Leave out the pictures and transcribe everything else exactly.
---------- Data for processing ----------
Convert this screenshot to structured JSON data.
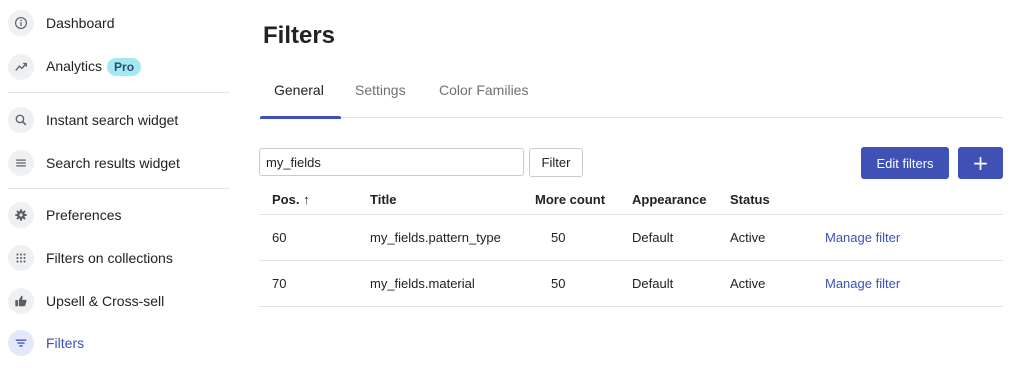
{
  "sidebar": {
    "items": [
      {
        "label": "Dashboard",
        "icon": "info-icon"
      },
      {
        "label": "Analytics",
        "icon": "trend-icon",
        "badge": "Pro"
      },
      {
        "label": "Instant search widget",
        "icon": "search-icon"
      },
      {
        "label": "Search results widget",
        "icon": "list-icon"
      },
      {
        "label": "Preferences",
        "icon": "gear-icon"
      },
      {
        "label": "Filters on collections",
        "icon": "grid-icon"
      },
      {
        "label": "Upsell & Cross-sell",
        "icon": "thumbs-up-icon"
      },
      {
        "label": "Filters",
        "icon": "filter-icon",
        "active": true
      }
    ]
  },
  "main": {
    "title": "Filters",
    "tabs": [
      {
        "label": "General",
        "active": true
      },
      {
        "label": "Settings"
      },
      {
        "label": "Color Families"
      }
    ],
    "search": {
      "value": "my_fields",
      "placeholder": ""
    },
    "filter_button": "Filter",
    "edit_button": "Edit filters",
    "add_button": "+",
    "table": {
      "headers": [
        "Pos. ↑",
        "Title",
        "More count",
        "Appearance",
        "Status"
      ],
      "rows": [
        {
          "pos": "60",
          "title": "my_fields.pattern_type",
          "more_count": "50",
          "appearance": "Default",
          "status": "Active",
          "action": "Manage filter"
        },
        {
          "pos": "70",
          "title": "my_fields.material",
          "more_count": "50",
          "appearance": "Default",
          "status": "Active",
          "action": "Manage filter"
        }
      ]
    }
  },
  "colors": {
    "accent": "#3f51b5",
    "link": "#3c50b8",
    "badge_bg": "#a4e8f2"
  }
}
----------
> Result for this exercise:
Convert this screenshot to structured JSON data.
{
  "sidebar": {
    "items": [
      {
        "label": "Dashboard",
        "icon": "info-icon"
      },
      {
        "label": "Analytics",
        "icon": "trend-icon",
        "badge": "Pro"
      },
      {
        "label": "Instant search widget",
        "icon": "search-icon"
      },
      {
        "label": "Search results widget",
        "icon": "list-icon"
      },
      {
        "label": "Preferences",
        "icon": "gear-icon"
      },
      {
        "label": "Filters on collections",
        "icon": "grid-icon"
      },
      {
        "label": "Upsell & Cross-sell",
        "icon": "thumbs-up-icon"
      },
      {
        "label": "Filters",
        "icon": "filter-icon",
        "active": true
      }
    ]
  },
  "main": {
    "title": "Filters",
    "tabs": [
      {
        "label": "General",
        "active": true
      },
      {
        "label": "Settings"
      },
      {
        "label": "Color Families"
      }
    ],
    "search": {
      "value": "my_fields",
      "placeholder": ""
    },
    "filter_button": "Filter",
    "edit_button": "Edit filters",
    "add_button": "+",
    "table": {
      "headers": [
        "Pos. ↑",
        "Title",
        "More count",
        "Appearance",
        "Status"
      ],
      "rows": [
        {
          "pos": "60",
          "title": "my_fields.pattern_type",
          "more_count": "50",
          "appearance": "Default",
          "status": "Active",
          "action": "Manage filter"
        },
        {
          "pos": "70",
          "title": "my_fields.material",
          "more_count": "50",
          "appearance": "Default",
          "status": "Active",
          "action": "Manage filter"
        }
      ]
    }
  },
  "colors": {
    "accent": "#3f51b5",
    "link": "#3c50b8",
    "badge_bg": "#a4e8f2"
  }
}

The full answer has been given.